* start ENTRIES SHOWN *
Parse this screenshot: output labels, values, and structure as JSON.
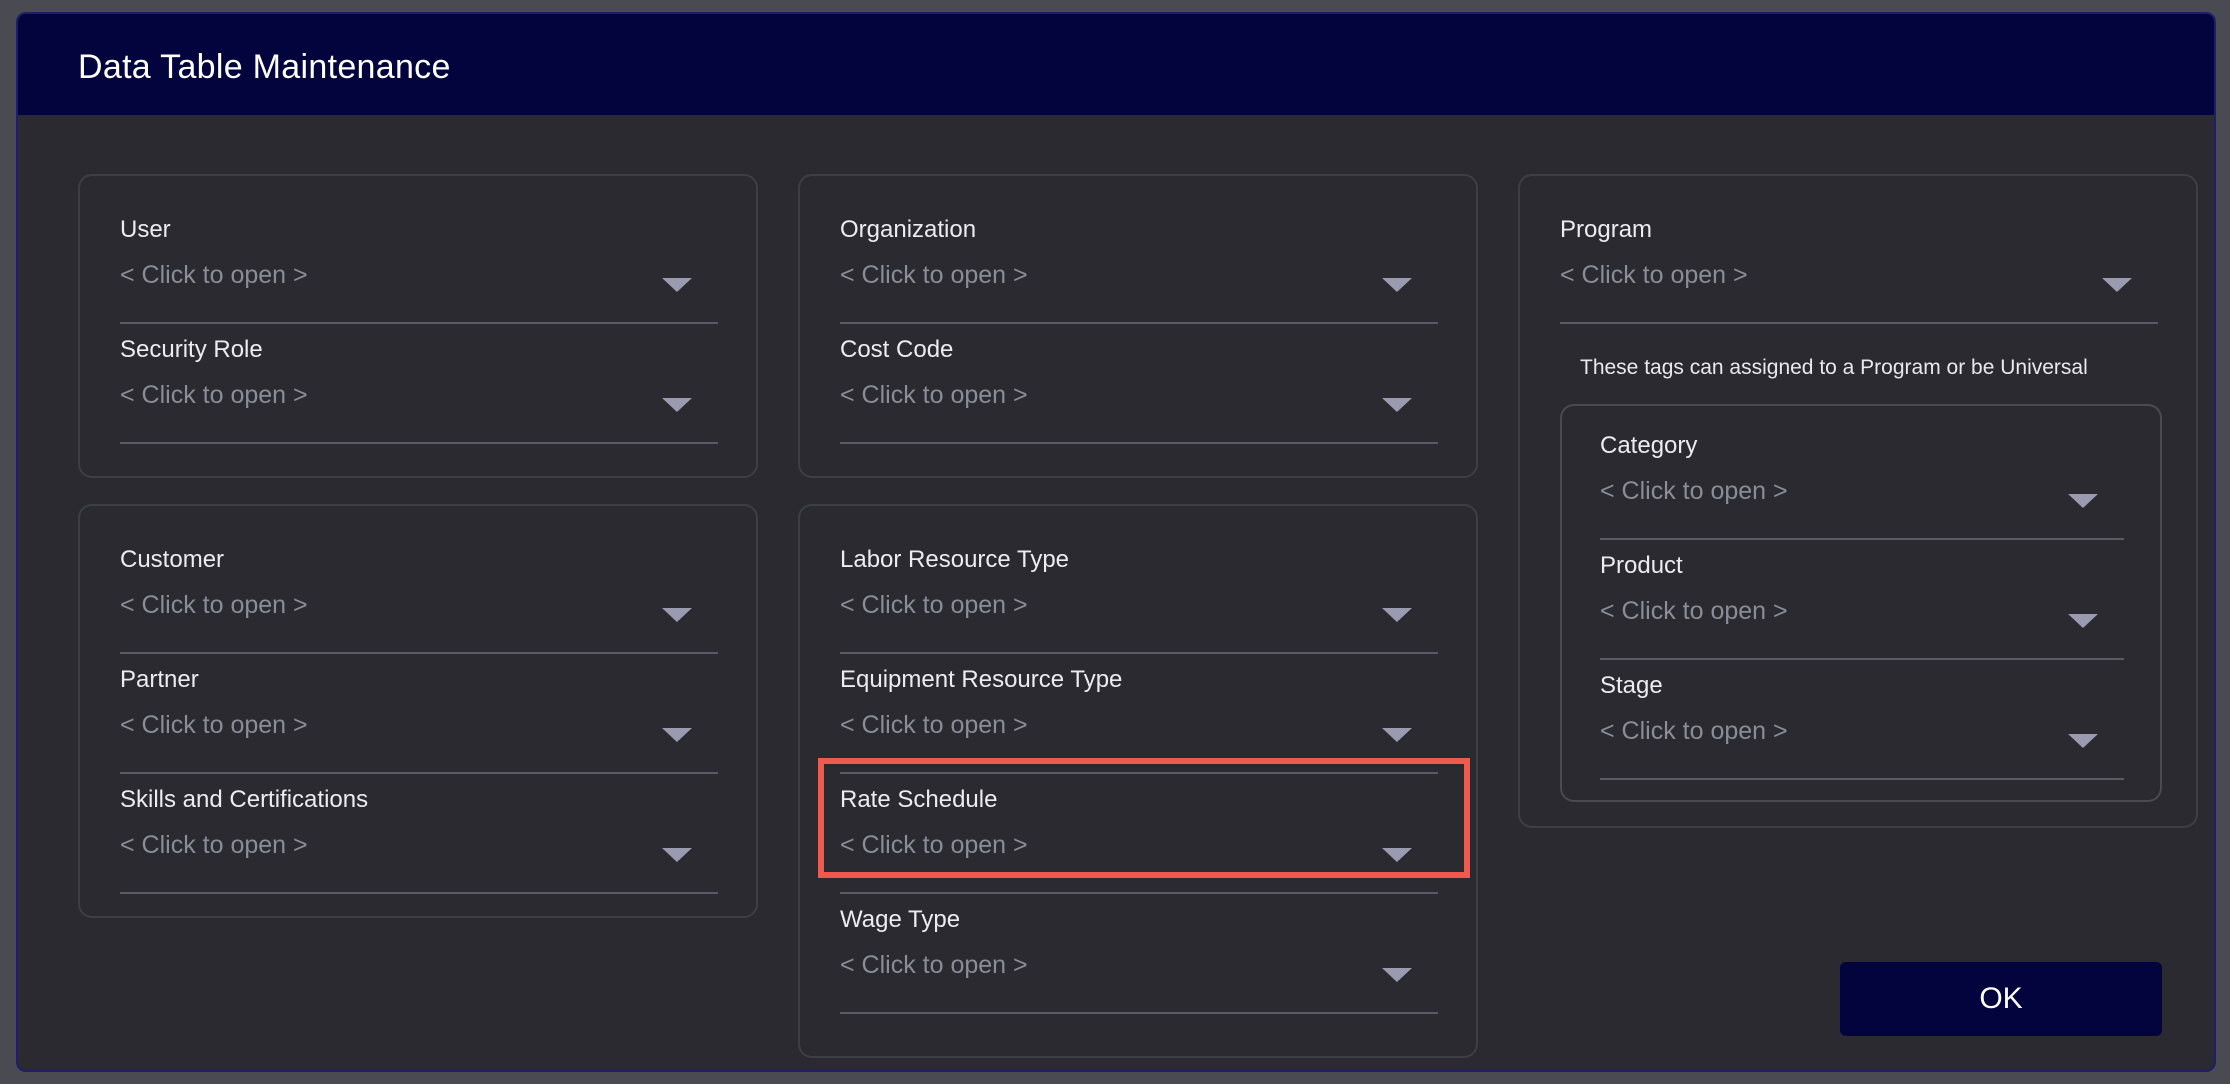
{
  "dialog": {
    "title": "Data Table Maintenance"
  },
  "placeholder": "< Click to open >",
  "panels": {
    "left_top": [
      {
        "label": "User",
        "value": "< Click to open >"
      },
      {
        "label": "Security Role",
        "value": "< Click to open >"
      }
    ],
    "left_bottom": [
      {
        "label": "Customer",
        "value": "< Click to open >"
      },
      {
        "label": "Partner",
        "value": "< Click to open >"
      },
      {
        "label": "Skills and Certifications",
        "value": "< Click to open >"
      }
    ],
    "mid_top": [
      {
        "label": "Organization",
        "value": "< Click to open >"
      },
      {
        "label": "Cost Code",
        "value": "< Click to open >"
      }
    ],
    "mid_bottom": [
      {
        "label": "Labor Resource Type",
        "value": "< Click to open >"
      },
      {
        "label": "Equipment Resource Type",
        "value": "< Click to open >"
      },
      {
        "label": "Rate Schedule",
        "value": "< Click to open >"
      },
      {
        "label": "Wage Type",
        "value": "< Click to open >"
      }
    ],
    "right": {
      "program": {
        "label": "Program",
        "value": "< Click to open >"
      },
      "tags_note": "These tags can assigned to a Program or be Universal",
      "tags": [
        {
          "label": "Category",
          "value": "< Click to open >"
        },
        {
          "label": "Product",
          "value": "< Click to open >"
        },
        {
          "label": "Stage",
          "value": "< Click to open >"
        }
      ]
    }
  },
  "ok_button": {
    "label": "OK"
  },
  "colors": {
    "title_bar": "#03033e",
    "dialog_bg": "#2a2a30",
    "highlight": "#ef5a4e",
    "placeholder_text": "#8c8c98"
  }
}
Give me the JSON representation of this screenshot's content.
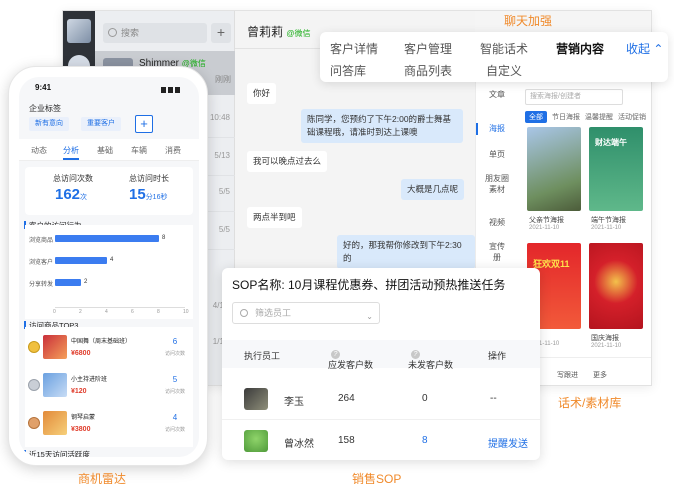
* end ENTRIES SHOWN *
■ YOUR GOAL
Gather up every line in the data above that contains the word "tags", copying each one.

■ TASK RESPONSE
      "tags_note": "These tags can assigned to a Program or be Universal",
      "tags": [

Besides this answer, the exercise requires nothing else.